**Task:** Take the line containing "Output a JSON" and every line after it to the end of the records, and copy them exactly, leaving out pictures.

◆ ◆ ◆

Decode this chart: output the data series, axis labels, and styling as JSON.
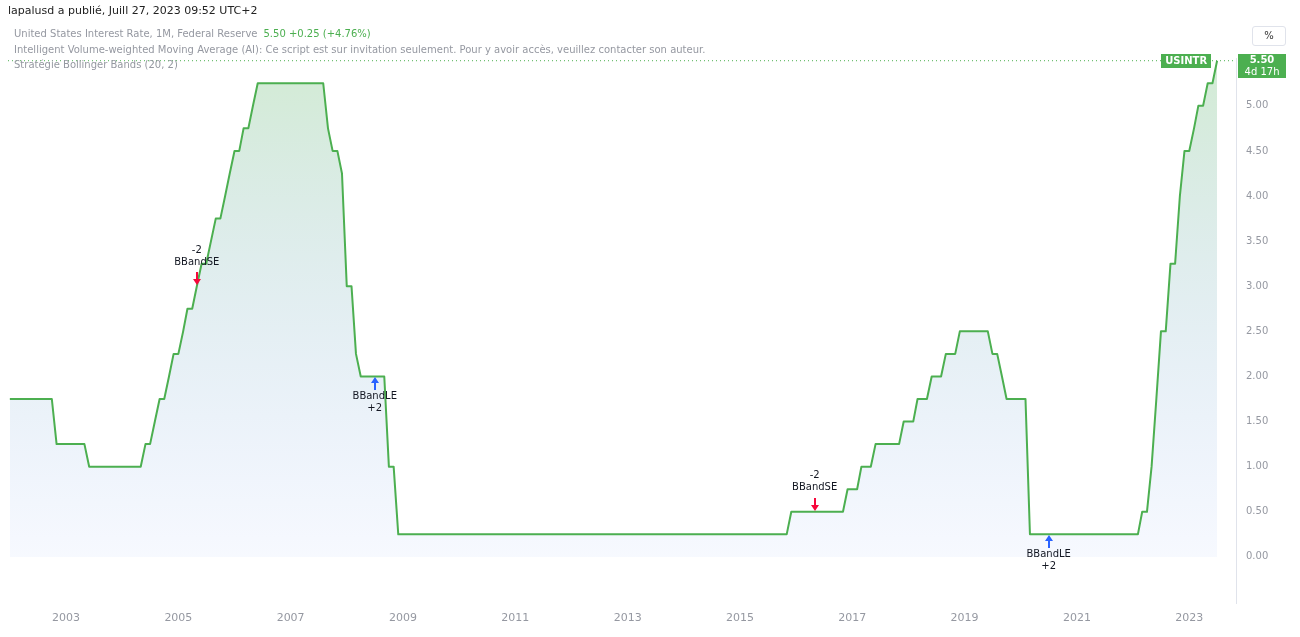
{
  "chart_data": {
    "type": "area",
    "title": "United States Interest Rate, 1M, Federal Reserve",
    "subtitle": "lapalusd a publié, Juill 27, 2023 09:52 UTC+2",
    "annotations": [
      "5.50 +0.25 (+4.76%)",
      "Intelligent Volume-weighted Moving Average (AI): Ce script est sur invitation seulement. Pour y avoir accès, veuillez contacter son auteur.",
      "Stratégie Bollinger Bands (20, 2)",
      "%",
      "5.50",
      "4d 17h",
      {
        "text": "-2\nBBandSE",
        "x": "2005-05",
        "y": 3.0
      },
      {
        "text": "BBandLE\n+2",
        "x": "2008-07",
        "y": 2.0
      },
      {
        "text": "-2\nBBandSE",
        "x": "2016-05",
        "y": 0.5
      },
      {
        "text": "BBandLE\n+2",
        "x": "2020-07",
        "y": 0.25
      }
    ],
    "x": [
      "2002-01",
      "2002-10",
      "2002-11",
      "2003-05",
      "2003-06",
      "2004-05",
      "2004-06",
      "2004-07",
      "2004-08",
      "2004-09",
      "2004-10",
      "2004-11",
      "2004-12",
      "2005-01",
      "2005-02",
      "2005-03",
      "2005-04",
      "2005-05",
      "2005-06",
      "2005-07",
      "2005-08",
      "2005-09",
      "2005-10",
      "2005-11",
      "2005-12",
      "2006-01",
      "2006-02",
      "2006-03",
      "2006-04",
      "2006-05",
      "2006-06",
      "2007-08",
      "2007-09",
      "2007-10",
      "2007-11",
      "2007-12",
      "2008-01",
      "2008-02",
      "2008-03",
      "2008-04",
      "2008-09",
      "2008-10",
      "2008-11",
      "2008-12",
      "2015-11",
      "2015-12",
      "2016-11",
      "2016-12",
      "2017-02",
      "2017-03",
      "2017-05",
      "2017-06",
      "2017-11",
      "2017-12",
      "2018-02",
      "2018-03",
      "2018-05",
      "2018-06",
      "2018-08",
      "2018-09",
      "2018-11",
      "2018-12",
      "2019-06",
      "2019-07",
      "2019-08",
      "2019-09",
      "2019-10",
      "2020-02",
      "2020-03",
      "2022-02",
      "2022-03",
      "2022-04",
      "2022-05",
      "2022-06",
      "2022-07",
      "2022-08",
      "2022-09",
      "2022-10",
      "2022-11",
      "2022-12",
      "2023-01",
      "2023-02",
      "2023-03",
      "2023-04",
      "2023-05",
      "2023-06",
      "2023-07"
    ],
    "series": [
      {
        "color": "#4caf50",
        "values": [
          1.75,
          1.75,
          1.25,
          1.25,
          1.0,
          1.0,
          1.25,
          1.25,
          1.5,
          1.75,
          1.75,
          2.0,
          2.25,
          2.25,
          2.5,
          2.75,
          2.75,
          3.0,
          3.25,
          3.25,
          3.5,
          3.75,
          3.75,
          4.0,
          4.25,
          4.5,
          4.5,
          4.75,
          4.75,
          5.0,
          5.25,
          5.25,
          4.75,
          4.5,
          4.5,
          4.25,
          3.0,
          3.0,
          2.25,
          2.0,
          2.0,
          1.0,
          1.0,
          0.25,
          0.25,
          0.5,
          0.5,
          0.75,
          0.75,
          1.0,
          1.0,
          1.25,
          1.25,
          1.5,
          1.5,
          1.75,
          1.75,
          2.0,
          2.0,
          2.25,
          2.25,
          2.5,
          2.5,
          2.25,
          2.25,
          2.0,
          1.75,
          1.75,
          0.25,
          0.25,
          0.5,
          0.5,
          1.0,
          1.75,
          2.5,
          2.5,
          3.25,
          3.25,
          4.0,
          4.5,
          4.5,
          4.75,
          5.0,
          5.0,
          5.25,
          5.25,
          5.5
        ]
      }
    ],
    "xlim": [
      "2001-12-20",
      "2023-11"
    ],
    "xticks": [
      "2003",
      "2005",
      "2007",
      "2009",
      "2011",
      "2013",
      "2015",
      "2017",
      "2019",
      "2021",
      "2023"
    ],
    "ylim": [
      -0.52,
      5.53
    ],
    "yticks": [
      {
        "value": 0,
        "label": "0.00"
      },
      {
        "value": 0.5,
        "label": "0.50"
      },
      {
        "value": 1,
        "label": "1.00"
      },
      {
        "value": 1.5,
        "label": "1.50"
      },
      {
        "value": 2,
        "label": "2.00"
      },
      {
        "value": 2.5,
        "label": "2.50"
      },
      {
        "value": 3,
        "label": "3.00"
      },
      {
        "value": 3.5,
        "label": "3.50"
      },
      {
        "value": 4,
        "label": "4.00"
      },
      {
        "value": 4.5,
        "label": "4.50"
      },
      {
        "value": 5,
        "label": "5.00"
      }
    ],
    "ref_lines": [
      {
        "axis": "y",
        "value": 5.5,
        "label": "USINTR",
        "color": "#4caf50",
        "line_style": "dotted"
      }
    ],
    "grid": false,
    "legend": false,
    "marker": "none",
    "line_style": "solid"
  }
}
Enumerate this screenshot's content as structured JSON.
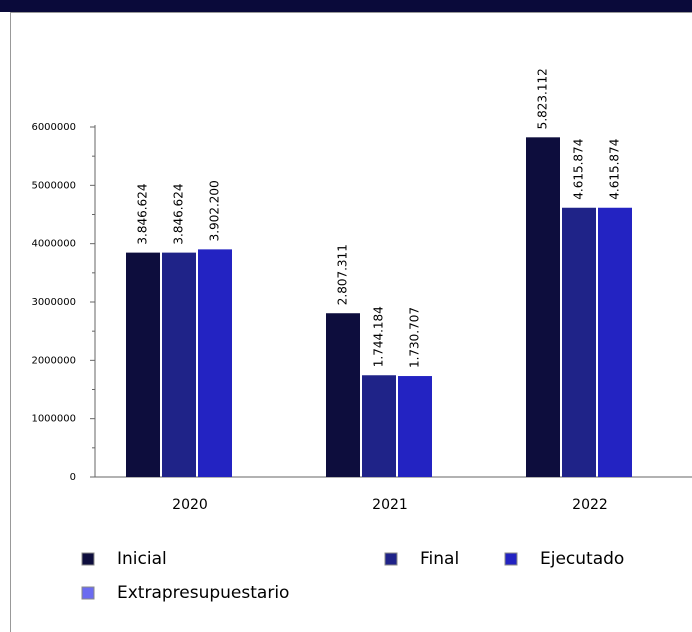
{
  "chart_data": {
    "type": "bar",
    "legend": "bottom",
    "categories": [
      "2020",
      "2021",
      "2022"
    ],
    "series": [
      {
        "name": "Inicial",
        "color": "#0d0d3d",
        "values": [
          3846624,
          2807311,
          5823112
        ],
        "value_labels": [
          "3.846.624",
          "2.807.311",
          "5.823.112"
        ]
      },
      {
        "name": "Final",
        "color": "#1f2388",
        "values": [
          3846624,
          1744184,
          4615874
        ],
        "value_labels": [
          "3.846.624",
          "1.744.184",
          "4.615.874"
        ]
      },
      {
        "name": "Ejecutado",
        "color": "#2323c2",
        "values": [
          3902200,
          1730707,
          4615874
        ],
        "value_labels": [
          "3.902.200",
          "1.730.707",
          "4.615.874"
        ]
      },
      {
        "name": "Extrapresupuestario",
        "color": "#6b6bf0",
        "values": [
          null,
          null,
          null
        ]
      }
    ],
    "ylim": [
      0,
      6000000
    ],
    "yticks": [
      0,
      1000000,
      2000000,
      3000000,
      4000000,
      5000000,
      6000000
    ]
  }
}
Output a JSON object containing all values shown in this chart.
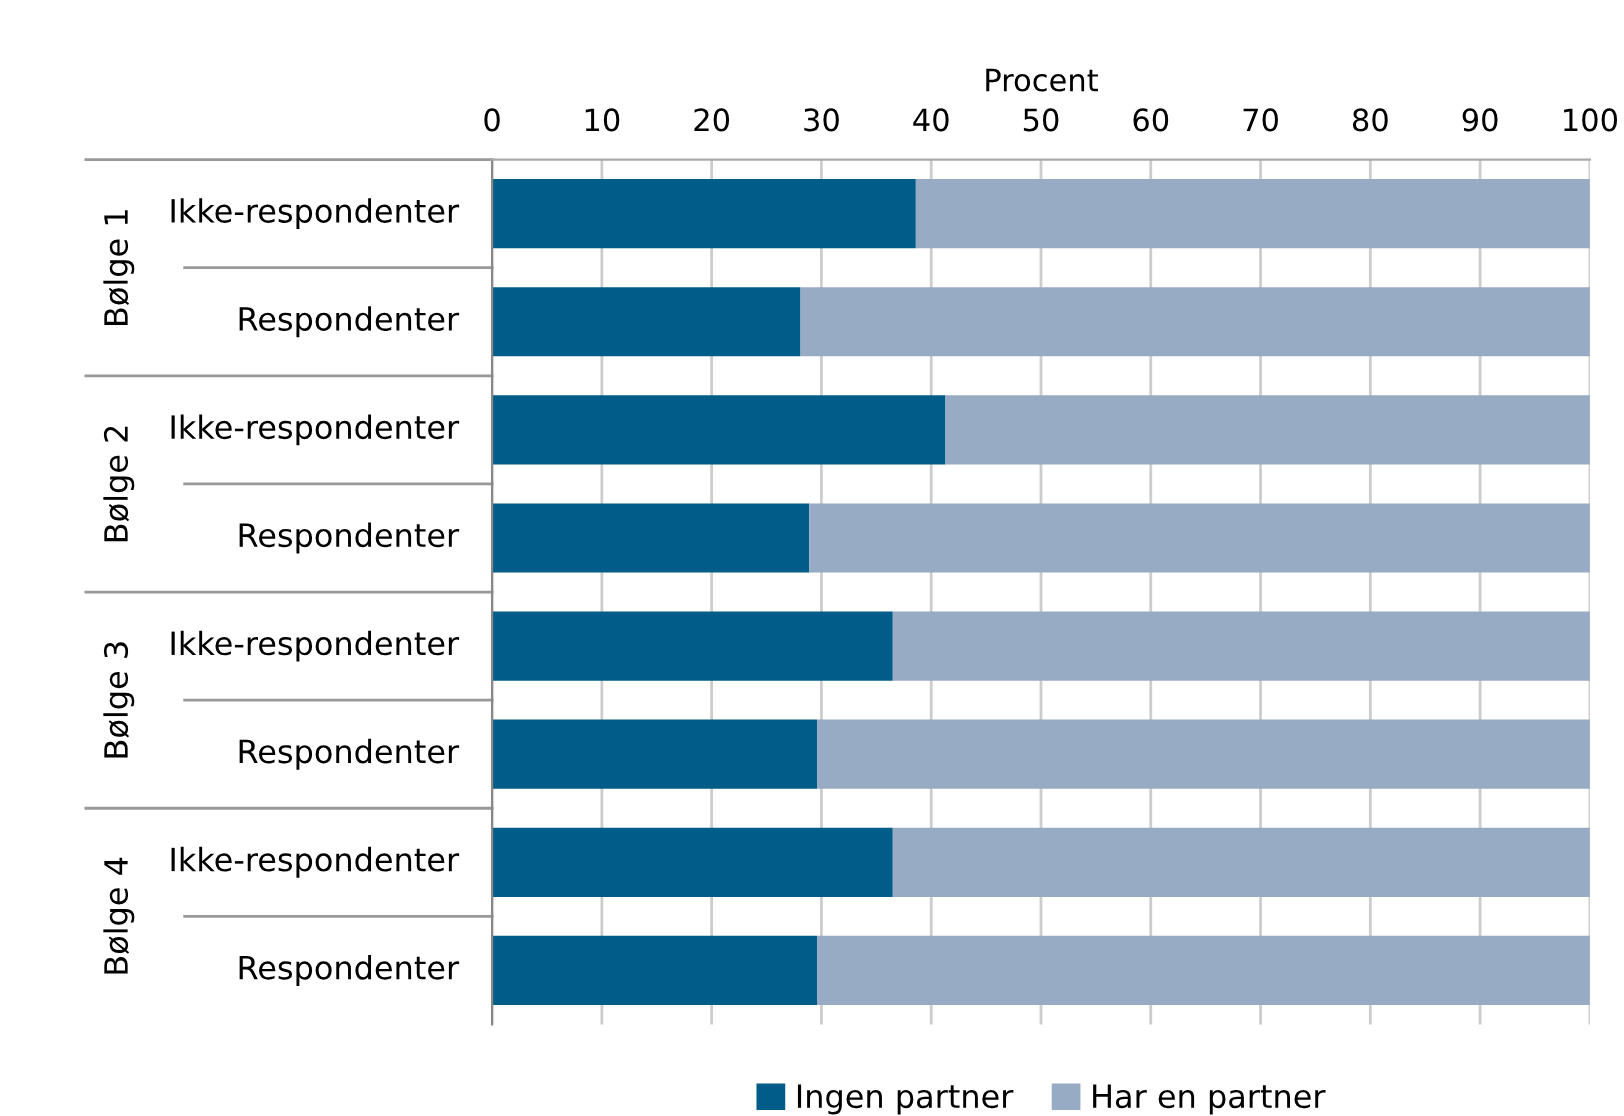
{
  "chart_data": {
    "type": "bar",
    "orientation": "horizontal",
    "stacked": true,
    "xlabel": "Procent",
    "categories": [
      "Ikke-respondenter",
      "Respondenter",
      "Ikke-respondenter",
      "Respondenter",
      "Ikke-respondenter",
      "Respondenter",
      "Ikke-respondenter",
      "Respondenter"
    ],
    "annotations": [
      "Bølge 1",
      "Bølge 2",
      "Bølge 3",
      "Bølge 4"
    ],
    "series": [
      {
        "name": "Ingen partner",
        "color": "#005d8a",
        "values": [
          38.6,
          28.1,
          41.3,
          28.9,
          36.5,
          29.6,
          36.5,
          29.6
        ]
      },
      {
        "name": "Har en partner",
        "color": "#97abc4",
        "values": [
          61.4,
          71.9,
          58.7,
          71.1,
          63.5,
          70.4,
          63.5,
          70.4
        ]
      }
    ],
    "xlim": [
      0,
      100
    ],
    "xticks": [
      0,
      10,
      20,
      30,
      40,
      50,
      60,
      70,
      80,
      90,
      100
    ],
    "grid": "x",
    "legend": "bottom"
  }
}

◆ ◆ ◆

**Task response:**
Output a JSON object containing all values shown in this chart.
{
  "chart_data": {
    "type": "bar",
    "orientation": "horizontal",
    "stacked": true,
    "xlabel": "Procent",
    "categories": [
      "Ikke-respondenter",
      "Respondenter",
      "Ikke-respondenter",
      "Respondenter",
      "Ikke-respondenter",
      "Respondenter",
      "Ikke-respondenter",
      "Respondenter"
    ],
    "annotations": [
      "Bølge 1",
      "Bølge 2",
      "Bølge 3",
      "Bølge 4"
    ],
    "series": [
      {
        "name": "Ingen partner",
        "color": "#005d8a",
        "values": [
          38.6,
          28.1,
          41.3,
          28.9,
          36.5,
          29.6,
          36.5,
          29.6
        ]
      },
      {
        "name": "Har en partner",
        "color": "#97abc4",
        "values": [
          61.4,
          71.9,
          58.7,
          71.1,
          63.5,
          70.4,
          63.5,
          70.4
        ]
      }
    ],
    "xlim": [
      0,
      100
    ],
    "xticks": [
      0,
      10,
      20,
      30,
      40,
      50,
      60,
      70,
      80,
      90,
      100
    ],
    "grid": "x",
    "legend": "bottom"
  }
}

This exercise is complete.